Search the data for the string "text" and extract every line where it appears.

THE RECORDS

------------------------

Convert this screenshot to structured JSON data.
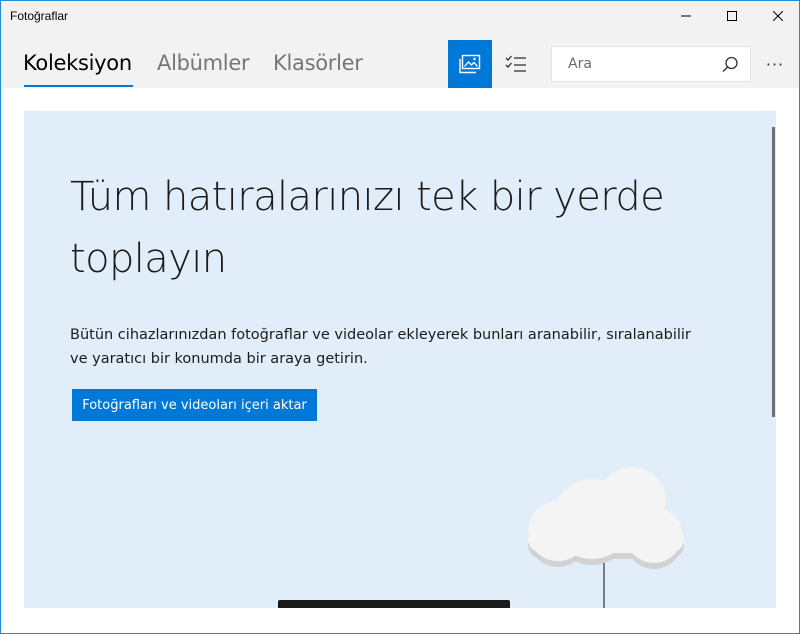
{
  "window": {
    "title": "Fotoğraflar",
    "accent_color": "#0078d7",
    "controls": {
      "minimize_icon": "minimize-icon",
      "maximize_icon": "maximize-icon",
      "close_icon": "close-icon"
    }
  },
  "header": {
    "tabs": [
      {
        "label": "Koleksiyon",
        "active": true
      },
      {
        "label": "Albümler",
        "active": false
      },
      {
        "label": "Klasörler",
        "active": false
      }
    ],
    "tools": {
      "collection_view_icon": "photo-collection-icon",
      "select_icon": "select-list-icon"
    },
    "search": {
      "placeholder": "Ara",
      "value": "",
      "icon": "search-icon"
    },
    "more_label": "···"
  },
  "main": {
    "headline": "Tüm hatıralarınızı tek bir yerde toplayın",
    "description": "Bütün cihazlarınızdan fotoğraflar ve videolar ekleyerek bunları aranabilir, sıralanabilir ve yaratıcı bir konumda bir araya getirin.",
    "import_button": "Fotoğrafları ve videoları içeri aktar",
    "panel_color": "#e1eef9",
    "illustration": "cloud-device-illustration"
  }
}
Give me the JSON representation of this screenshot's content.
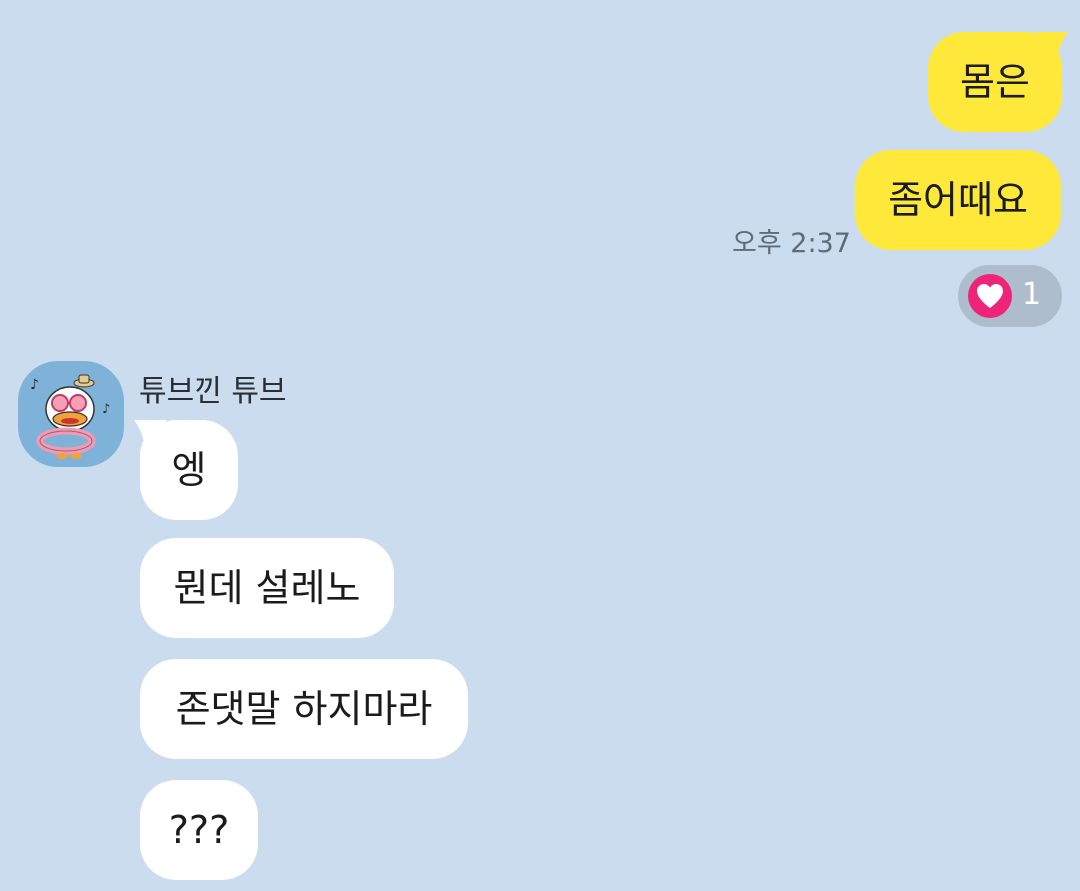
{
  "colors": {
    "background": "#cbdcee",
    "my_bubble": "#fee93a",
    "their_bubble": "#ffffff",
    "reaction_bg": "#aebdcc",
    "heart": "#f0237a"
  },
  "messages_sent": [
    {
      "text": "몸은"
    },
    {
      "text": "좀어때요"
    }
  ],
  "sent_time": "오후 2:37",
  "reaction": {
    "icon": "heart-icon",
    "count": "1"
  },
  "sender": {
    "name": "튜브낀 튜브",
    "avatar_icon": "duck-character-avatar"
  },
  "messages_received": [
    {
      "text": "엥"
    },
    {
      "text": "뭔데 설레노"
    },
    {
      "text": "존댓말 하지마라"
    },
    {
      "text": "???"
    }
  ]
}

------------------------

COMPLETE ANSWER
      "text": "몸은"
      "text": "좀어때요"
      "text": "엥"
      "text": "뭔데 설레노"
      "text": "존댓말 하지마라"
      "text": "???"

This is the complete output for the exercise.